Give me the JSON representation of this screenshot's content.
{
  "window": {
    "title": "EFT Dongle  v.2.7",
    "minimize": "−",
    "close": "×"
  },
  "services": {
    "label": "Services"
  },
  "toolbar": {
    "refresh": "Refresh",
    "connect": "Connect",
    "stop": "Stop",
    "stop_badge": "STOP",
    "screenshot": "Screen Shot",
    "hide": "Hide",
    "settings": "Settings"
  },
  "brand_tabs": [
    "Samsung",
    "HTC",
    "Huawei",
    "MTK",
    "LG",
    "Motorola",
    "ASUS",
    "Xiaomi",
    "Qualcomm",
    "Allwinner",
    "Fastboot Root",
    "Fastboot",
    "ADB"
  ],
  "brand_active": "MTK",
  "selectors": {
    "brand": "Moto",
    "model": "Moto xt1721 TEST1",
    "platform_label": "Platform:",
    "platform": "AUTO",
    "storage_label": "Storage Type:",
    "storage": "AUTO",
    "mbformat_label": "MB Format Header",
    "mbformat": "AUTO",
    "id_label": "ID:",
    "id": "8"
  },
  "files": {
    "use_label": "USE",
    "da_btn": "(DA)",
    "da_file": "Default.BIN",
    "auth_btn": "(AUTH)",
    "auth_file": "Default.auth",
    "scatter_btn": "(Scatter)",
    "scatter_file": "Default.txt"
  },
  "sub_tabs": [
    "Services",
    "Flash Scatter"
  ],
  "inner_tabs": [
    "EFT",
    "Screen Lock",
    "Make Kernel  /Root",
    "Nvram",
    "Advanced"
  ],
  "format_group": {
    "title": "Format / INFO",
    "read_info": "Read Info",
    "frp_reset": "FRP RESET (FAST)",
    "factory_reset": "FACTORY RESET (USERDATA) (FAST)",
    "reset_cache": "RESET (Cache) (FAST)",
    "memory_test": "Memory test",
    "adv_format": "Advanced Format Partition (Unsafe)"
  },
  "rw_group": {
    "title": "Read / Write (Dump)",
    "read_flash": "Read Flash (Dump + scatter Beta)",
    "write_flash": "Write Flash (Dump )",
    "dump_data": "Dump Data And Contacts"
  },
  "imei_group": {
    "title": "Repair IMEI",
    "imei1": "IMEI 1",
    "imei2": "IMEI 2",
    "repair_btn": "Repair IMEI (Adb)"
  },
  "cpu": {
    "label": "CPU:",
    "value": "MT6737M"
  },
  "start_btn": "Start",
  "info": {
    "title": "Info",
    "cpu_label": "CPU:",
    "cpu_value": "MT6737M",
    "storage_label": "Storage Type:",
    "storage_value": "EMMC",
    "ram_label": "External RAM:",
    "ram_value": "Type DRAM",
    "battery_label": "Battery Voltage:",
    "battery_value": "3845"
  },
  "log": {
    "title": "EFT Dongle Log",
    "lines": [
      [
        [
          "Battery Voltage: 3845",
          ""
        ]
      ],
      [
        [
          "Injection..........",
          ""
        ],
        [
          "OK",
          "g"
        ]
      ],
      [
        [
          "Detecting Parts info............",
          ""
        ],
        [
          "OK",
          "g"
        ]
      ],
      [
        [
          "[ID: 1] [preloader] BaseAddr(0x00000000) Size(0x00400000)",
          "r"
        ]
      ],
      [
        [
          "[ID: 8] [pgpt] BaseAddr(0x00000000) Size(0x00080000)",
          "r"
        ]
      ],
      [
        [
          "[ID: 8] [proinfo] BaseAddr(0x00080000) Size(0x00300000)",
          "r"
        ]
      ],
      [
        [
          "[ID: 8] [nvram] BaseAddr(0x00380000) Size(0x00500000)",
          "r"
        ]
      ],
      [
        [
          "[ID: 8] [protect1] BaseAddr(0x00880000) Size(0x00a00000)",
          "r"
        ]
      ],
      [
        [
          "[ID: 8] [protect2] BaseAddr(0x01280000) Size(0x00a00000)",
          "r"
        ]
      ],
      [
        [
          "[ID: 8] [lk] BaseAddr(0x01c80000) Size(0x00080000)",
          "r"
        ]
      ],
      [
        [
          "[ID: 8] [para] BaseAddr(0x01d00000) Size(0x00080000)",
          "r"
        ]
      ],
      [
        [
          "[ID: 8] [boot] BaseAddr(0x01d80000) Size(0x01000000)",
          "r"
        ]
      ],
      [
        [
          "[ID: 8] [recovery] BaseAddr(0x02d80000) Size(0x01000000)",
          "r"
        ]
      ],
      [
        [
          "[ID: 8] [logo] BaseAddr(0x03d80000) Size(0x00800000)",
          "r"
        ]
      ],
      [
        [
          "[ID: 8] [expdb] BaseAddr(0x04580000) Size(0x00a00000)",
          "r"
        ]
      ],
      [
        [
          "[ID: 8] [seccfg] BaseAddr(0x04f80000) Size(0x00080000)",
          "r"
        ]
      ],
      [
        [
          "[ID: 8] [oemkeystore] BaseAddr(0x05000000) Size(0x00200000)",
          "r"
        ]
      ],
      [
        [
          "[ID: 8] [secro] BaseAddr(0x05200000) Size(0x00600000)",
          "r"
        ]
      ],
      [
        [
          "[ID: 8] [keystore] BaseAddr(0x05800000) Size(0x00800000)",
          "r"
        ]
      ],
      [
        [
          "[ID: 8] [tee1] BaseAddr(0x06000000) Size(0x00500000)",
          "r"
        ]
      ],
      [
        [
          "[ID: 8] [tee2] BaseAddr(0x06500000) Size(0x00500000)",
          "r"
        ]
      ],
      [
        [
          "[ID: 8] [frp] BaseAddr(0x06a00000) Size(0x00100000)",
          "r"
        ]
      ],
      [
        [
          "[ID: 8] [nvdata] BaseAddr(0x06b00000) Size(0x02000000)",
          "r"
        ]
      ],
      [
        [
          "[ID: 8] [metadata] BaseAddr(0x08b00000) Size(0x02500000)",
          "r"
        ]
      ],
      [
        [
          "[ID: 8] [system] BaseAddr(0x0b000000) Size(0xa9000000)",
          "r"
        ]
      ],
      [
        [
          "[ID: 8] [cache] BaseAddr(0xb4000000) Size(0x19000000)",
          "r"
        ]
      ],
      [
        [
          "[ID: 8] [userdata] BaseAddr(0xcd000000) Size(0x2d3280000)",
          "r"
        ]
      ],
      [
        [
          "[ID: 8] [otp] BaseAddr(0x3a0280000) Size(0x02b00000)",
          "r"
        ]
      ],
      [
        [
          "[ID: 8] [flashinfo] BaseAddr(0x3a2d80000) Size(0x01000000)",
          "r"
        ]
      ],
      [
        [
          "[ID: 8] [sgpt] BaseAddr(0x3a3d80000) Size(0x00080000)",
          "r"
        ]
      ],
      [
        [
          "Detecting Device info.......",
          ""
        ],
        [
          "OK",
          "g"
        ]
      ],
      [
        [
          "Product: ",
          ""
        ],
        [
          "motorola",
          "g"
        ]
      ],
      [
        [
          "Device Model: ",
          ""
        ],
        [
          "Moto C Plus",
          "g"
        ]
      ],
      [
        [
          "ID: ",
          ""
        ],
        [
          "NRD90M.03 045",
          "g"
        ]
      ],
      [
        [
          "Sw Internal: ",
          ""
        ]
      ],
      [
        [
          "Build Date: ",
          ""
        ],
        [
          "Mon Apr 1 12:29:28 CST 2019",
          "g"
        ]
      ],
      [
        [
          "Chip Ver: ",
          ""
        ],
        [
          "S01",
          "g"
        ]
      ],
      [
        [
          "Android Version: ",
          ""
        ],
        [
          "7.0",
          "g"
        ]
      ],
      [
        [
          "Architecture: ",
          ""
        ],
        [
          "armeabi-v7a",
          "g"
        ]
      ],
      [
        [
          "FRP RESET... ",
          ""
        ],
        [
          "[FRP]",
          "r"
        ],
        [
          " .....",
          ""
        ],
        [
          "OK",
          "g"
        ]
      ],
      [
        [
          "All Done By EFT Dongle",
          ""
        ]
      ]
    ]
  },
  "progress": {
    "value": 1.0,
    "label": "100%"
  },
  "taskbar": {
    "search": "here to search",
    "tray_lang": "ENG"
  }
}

━━━━━━━━━━━━━━━━━━━━

THE REQUEST →
Find the string "Detecting" in the records, then copy each line where it occurs.

RESULT FOR THIS EXERCISE →
          "Detecting Parts info............",
          "Detecting Device info.......",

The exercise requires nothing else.